Required task:
Find and copy each line of the records where the string "number" shows up.

Stored dataset items:
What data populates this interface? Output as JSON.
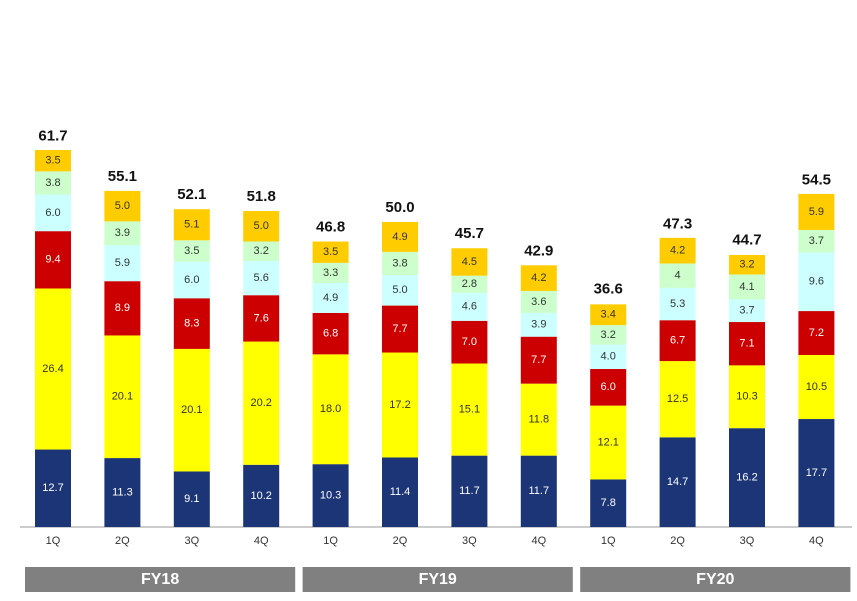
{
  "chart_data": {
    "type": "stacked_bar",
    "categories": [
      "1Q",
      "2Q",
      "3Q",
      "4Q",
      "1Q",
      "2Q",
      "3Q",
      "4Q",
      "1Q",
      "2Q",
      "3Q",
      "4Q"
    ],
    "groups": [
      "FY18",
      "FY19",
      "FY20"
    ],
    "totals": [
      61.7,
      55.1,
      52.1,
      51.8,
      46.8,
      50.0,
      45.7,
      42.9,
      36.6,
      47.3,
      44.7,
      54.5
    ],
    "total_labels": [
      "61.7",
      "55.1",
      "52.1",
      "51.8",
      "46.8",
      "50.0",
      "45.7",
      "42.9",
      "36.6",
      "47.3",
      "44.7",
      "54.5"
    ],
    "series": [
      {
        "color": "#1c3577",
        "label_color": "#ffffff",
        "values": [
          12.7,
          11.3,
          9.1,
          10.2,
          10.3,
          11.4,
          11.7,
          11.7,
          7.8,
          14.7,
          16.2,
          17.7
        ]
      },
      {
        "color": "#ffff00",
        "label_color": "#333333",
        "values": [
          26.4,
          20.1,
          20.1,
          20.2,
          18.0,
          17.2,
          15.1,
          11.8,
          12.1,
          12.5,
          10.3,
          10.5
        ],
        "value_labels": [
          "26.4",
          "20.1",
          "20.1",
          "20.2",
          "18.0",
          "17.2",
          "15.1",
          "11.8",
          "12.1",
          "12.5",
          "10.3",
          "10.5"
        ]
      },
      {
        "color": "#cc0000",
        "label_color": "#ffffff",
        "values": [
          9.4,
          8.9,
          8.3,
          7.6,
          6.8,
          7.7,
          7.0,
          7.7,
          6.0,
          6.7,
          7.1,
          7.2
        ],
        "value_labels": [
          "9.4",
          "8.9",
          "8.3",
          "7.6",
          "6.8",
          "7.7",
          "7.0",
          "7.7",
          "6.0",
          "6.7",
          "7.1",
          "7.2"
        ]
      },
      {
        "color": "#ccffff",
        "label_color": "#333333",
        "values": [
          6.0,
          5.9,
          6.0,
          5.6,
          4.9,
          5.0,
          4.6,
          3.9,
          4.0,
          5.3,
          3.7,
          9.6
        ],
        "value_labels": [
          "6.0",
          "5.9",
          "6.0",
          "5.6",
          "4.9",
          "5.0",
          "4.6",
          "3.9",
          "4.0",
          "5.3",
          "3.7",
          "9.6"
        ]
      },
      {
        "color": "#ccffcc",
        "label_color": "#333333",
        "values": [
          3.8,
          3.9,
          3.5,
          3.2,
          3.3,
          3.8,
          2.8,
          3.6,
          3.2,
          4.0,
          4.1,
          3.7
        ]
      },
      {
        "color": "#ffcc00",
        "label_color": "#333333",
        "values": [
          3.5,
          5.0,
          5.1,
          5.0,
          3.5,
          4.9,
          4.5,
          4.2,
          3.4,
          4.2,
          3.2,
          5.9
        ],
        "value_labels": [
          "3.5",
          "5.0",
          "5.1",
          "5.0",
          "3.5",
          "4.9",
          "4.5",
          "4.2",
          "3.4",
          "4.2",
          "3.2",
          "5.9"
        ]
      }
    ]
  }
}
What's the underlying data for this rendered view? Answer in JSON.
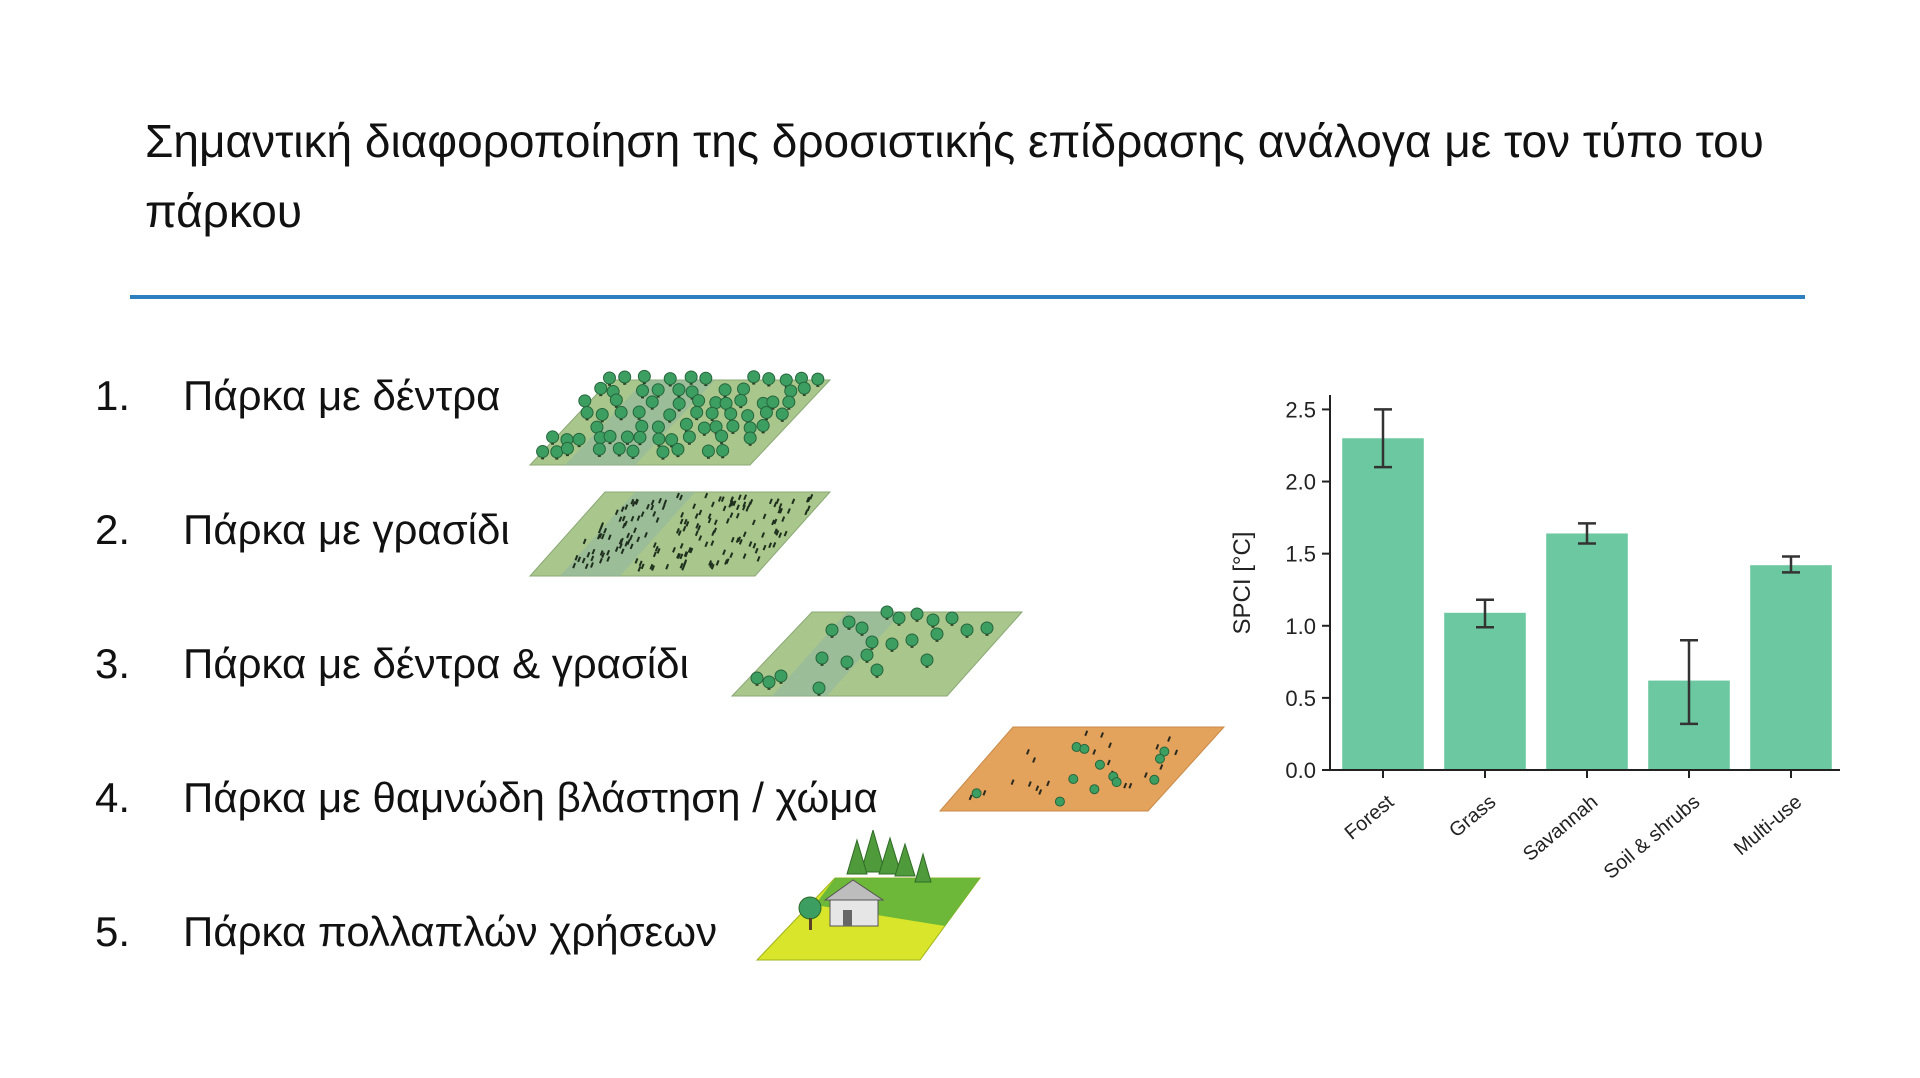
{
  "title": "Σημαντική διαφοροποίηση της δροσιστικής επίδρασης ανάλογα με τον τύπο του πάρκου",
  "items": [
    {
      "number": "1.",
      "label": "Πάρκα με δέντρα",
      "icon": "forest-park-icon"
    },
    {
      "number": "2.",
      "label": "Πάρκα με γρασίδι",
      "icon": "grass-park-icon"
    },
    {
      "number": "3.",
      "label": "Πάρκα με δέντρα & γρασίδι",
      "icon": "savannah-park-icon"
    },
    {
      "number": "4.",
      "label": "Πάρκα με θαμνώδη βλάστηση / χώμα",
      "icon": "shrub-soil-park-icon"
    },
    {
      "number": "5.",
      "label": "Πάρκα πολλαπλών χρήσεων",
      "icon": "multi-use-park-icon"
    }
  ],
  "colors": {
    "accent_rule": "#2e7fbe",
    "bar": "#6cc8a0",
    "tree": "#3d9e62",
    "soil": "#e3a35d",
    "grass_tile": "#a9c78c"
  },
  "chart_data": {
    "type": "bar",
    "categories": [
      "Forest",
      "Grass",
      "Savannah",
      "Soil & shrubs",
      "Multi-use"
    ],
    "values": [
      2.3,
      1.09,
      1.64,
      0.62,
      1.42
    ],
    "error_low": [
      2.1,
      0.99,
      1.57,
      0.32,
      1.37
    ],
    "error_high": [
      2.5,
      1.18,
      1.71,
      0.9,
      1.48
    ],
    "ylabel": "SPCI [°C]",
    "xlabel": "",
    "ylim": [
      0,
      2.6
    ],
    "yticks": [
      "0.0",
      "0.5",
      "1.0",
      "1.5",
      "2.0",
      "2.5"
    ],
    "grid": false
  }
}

Complete answer:
      "number": "1.",
      "number": "2.",
      "number": "3.",
      "number": "4.",
      "number": "5.",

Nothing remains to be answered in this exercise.